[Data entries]
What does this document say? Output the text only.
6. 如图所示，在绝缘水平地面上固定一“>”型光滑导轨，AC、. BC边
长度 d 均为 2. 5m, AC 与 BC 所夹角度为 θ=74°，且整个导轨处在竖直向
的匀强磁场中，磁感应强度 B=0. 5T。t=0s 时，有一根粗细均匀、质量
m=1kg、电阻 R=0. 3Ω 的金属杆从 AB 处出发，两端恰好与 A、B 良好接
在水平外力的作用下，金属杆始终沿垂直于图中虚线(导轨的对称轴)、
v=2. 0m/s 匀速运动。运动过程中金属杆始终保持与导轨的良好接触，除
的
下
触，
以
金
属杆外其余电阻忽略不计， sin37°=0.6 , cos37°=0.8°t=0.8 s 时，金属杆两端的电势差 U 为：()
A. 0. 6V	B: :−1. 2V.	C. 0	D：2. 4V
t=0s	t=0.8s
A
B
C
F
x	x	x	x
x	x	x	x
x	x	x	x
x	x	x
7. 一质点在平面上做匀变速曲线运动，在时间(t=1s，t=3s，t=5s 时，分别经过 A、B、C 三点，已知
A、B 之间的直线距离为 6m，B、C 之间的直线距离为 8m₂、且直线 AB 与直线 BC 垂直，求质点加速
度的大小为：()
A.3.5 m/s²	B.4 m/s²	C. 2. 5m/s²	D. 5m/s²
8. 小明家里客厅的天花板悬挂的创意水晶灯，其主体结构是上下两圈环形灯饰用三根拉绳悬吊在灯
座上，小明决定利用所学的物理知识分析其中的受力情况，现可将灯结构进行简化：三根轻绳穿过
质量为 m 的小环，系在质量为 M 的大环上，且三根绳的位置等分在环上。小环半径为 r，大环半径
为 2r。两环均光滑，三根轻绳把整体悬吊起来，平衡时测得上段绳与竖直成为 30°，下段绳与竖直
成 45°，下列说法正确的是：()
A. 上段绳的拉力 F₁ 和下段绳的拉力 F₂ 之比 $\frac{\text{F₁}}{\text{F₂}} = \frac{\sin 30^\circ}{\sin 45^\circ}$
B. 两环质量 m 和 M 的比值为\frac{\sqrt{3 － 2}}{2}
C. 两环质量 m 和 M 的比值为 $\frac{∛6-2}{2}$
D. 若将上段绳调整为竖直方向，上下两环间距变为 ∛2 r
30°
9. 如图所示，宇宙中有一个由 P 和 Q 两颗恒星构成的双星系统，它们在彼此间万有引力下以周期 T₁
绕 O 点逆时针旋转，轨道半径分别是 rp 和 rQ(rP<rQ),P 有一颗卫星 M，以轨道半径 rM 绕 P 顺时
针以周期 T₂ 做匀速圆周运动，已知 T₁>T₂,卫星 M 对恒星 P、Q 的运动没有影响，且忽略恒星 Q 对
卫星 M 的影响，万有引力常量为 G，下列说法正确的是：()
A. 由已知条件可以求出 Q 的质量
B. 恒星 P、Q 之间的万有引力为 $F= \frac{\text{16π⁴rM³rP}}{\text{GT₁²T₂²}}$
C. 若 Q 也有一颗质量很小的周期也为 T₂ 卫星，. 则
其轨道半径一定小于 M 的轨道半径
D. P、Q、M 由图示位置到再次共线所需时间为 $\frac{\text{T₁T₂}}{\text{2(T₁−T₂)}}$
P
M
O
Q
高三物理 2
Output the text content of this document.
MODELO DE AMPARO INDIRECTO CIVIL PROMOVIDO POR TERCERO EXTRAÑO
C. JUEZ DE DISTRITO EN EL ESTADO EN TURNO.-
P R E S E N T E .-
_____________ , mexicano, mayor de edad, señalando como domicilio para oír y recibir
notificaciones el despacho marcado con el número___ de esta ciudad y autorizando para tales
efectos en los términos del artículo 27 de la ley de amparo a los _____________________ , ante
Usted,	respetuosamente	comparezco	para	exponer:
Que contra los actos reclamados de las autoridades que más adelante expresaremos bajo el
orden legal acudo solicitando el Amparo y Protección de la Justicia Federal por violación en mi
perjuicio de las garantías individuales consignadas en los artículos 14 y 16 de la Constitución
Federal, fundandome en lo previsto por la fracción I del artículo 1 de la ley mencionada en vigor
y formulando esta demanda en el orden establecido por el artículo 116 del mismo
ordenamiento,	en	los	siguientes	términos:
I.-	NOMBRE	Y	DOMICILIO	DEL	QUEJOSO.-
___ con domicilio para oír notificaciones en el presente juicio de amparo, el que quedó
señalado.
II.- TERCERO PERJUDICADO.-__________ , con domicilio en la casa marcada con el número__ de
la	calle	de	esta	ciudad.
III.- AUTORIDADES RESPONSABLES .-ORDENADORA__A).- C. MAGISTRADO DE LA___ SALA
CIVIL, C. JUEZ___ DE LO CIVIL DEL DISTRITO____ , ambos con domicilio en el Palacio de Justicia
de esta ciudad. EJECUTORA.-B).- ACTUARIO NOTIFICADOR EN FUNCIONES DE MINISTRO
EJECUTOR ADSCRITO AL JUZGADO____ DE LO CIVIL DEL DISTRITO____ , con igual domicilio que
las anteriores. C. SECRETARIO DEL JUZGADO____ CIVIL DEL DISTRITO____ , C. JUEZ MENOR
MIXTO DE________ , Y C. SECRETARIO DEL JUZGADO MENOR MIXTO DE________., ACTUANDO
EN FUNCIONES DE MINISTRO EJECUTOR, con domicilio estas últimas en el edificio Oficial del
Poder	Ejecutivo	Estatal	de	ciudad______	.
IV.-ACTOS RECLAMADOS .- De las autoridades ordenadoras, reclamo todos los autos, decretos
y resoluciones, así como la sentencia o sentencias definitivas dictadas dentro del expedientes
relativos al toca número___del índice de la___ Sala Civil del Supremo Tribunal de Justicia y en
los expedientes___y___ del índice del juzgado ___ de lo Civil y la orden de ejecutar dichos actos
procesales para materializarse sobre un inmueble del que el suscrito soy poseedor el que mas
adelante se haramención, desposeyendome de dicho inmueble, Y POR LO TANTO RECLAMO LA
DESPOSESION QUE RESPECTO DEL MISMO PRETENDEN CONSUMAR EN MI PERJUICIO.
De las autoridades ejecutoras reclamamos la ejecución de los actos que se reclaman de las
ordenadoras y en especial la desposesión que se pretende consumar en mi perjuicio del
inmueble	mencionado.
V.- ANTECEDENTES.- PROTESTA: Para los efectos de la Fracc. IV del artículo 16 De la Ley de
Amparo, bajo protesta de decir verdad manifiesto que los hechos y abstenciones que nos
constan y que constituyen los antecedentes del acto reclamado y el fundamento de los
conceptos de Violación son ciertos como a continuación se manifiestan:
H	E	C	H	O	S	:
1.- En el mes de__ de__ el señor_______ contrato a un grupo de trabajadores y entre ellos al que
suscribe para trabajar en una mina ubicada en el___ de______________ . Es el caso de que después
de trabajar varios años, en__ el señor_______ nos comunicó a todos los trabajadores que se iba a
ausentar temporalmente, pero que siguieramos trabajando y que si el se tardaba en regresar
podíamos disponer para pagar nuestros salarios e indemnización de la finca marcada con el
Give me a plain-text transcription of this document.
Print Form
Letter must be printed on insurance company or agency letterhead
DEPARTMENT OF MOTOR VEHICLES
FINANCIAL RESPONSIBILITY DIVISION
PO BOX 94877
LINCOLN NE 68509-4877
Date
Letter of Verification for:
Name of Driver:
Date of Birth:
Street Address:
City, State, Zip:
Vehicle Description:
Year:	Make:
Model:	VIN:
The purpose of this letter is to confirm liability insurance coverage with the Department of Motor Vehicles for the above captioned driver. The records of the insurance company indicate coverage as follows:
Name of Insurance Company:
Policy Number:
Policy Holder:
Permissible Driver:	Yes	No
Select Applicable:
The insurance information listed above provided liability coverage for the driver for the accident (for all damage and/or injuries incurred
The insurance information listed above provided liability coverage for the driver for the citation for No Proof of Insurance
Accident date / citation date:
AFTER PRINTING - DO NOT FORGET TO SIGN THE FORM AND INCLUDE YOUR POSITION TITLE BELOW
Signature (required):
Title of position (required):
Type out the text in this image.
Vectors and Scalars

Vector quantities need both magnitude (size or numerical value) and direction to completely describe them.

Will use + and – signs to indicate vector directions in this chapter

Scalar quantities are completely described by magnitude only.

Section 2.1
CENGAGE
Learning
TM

| TASK INSTRUCTIONS |
In the listing, find all lines with the string "SECRETARIO" and copy them.

| RESPONSE BELOW |
las anteriores. C. SECRETARIO DEL JUZGADO____ CIVIL DEL DISTRITO____ , C. JUEZ MENOR
MIXTO DE________ , Y C. SECRETARIO DEL JUZGADO MENOR MIXTO DE________., ACTUANDO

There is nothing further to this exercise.